WORK TO DO: Below is a listing. Gather each line of it that contains "Minimum".

* begin *

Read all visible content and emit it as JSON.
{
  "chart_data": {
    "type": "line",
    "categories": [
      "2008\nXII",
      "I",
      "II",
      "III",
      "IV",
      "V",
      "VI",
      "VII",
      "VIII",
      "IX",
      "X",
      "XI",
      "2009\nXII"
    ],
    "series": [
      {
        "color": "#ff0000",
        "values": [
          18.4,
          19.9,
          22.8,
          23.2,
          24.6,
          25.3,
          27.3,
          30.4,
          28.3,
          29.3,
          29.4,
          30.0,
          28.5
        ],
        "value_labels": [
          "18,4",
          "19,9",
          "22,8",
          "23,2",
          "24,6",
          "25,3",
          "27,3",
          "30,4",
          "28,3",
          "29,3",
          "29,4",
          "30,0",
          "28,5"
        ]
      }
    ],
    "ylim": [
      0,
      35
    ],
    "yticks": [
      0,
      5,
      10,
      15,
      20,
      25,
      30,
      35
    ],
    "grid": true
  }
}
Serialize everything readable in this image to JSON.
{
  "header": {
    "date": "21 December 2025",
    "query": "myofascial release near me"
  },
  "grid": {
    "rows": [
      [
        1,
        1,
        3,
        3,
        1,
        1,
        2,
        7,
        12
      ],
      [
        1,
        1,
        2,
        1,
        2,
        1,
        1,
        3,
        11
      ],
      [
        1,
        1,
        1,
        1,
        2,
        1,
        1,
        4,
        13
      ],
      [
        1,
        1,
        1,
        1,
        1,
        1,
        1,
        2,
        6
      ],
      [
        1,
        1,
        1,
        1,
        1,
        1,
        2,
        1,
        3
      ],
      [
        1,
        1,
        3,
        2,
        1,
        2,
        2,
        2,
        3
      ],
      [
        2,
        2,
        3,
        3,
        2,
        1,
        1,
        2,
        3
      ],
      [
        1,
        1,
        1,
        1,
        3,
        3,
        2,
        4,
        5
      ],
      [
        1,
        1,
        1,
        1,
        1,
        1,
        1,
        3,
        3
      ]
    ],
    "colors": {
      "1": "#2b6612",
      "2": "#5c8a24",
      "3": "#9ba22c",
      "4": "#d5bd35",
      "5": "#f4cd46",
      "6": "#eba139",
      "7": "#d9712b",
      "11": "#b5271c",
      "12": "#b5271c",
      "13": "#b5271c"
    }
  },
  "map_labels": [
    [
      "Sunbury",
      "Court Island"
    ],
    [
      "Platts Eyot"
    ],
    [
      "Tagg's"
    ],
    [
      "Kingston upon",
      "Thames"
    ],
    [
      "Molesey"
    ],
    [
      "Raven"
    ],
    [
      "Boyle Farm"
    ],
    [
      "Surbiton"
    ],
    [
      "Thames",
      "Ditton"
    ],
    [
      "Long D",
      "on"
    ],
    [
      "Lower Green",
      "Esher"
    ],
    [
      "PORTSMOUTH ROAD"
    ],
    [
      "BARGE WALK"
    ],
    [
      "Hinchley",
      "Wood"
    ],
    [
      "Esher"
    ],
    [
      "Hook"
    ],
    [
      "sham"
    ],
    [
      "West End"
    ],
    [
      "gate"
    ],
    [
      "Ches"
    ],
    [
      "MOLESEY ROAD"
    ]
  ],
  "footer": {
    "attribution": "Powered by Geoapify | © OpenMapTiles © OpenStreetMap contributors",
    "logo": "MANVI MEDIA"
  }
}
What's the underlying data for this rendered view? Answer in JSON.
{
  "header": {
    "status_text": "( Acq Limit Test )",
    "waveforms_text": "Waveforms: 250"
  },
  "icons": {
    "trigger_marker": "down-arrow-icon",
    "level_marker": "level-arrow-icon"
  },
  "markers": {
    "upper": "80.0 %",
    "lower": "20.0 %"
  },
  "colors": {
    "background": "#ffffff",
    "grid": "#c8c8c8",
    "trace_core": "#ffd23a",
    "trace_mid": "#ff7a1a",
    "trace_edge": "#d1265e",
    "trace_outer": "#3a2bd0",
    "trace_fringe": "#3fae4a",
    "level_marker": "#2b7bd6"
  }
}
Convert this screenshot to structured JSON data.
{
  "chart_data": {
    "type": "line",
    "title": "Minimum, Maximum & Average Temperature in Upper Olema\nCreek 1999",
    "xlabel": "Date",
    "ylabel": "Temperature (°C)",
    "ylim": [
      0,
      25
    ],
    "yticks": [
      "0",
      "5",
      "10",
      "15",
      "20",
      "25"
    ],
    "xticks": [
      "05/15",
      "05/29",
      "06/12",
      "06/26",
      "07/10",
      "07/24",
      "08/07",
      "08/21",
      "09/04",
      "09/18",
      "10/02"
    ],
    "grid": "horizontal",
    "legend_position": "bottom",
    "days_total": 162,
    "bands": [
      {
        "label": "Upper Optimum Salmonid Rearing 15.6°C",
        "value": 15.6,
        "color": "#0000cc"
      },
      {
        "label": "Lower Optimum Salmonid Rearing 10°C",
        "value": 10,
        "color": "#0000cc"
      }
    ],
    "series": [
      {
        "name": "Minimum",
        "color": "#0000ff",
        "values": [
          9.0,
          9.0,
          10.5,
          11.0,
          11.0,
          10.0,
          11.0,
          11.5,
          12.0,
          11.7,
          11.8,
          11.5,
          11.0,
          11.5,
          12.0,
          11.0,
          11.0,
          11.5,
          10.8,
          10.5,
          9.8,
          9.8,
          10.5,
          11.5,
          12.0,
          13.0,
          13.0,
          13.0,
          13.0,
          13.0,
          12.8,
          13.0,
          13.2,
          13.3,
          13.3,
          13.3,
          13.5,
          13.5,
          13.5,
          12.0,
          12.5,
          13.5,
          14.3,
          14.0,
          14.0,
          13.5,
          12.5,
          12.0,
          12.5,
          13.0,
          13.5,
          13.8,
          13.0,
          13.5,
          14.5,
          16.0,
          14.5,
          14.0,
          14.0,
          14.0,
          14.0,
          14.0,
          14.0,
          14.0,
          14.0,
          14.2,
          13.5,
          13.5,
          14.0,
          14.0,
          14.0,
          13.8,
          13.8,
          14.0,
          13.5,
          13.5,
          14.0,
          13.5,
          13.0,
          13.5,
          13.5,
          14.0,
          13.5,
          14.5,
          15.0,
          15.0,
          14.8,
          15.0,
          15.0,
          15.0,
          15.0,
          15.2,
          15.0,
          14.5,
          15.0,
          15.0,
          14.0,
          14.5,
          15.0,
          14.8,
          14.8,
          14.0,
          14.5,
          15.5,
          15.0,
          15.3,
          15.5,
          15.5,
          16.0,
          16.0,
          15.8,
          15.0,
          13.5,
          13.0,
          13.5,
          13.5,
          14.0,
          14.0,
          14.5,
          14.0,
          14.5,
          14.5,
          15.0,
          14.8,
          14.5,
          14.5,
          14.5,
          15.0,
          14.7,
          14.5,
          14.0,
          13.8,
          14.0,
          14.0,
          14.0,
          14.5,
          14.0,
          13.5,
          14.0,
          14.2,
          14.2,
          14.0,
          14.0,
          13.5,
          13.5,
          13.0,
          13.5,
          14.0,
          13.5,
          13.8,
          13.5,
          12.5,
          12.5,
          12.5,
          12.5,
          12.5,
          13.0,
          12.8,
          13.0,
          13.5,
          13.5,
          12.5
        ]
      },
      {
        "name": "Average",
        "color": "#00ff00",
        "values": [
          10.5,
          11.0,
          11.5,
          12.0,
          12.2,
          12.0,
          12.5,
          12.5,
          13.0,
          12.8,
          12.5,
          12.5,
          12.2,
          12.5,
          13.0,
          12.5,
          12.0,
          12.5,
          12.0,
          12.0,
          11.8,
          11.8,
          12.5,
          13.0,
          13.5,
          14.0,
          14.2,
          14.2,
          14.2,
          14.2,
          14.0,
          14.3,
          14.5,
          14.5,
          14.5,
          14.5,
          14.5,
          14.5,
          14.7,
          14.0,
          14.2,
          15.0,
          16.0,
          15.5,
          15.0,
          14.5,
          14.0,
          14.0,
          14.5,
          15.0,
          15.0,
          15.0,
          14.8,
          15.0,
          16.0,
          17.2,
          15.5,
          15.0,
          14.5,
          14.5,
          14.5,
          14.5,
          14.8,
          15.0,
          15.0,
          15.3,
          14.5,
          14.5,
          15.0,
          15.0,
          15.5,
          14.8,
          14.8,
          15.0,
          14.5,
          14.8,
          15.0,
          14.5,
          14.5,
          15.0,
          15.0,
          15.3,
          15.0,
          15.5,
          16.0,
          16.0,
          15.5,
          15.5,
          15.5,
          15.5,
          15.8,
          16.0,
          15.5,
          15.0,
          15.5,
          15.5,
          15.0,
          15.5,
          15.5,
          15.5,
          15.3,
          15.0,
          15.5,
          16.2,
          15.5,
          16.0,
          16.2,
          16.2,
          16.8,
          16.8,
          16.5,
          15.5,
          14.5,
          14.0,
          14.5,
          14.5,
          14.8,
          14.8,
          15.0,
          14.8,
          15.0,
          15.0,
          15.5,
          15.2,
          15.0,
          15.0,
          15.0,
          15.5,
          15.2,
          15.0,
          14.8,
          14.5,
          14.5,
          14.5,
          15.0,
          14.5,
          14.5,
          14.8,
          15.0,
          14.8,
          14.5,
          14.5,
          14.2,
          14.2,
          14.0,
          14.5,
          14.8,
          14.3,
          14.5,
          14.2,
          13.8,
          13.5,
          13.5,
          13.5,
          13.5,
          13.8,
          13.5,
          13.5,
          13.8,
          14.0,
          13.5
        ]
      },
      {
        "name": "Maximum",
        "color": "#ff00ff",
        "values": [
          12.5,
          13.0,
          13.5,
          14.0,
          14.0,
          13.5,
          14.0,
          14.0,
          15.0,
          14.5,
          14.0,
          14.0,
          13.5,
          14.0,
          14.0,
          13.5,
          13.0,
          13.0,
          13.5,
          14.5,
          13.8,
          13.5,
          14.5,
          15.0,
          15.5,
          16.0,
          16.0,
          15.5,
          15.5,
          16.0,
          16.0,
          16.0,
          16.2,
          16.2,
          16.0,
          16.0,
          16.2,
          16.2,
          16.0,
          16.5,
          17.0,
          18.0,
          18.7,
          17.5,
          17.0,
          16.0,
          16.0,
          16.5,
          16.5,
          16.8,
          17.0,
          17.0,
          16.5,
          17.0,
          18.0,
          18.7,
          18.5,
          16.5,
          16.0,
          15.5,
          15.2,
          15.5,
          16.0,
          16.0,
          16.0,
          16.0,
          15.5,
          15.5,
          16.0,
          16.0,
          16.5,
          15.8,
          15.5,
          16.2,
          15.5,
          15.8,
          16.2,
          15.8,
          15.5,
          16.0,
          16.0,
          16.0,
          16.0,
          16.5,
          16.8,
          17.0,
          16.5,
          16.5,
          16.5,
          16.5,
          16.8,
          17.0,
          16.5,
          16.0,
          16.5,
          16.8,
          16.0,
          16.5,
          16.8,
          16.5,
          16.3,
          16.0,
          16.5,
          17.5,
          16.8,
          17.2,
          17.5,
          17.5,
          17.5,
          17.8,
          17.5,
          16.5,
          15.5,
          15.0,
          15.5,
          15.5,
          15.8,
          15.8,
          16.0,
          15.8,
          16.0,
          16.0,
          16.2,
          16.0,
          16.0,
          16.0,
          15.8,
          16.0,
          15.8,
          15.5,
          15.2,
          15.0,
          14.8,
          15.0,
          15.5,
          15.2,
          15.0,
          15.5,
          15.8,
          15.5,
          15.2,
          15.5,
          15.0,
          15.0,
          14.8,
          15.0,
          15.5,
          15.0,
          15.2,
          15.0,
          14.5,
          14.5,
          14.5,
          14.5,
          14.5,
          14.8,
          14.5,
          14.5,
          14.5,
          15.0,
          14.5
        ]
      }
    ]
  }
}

* end *

THE RESPONSE:
    "title": "Minimum, Maximum & Average Temperature in Upper Olema\nCreek 1999",
        "name": "Minimum",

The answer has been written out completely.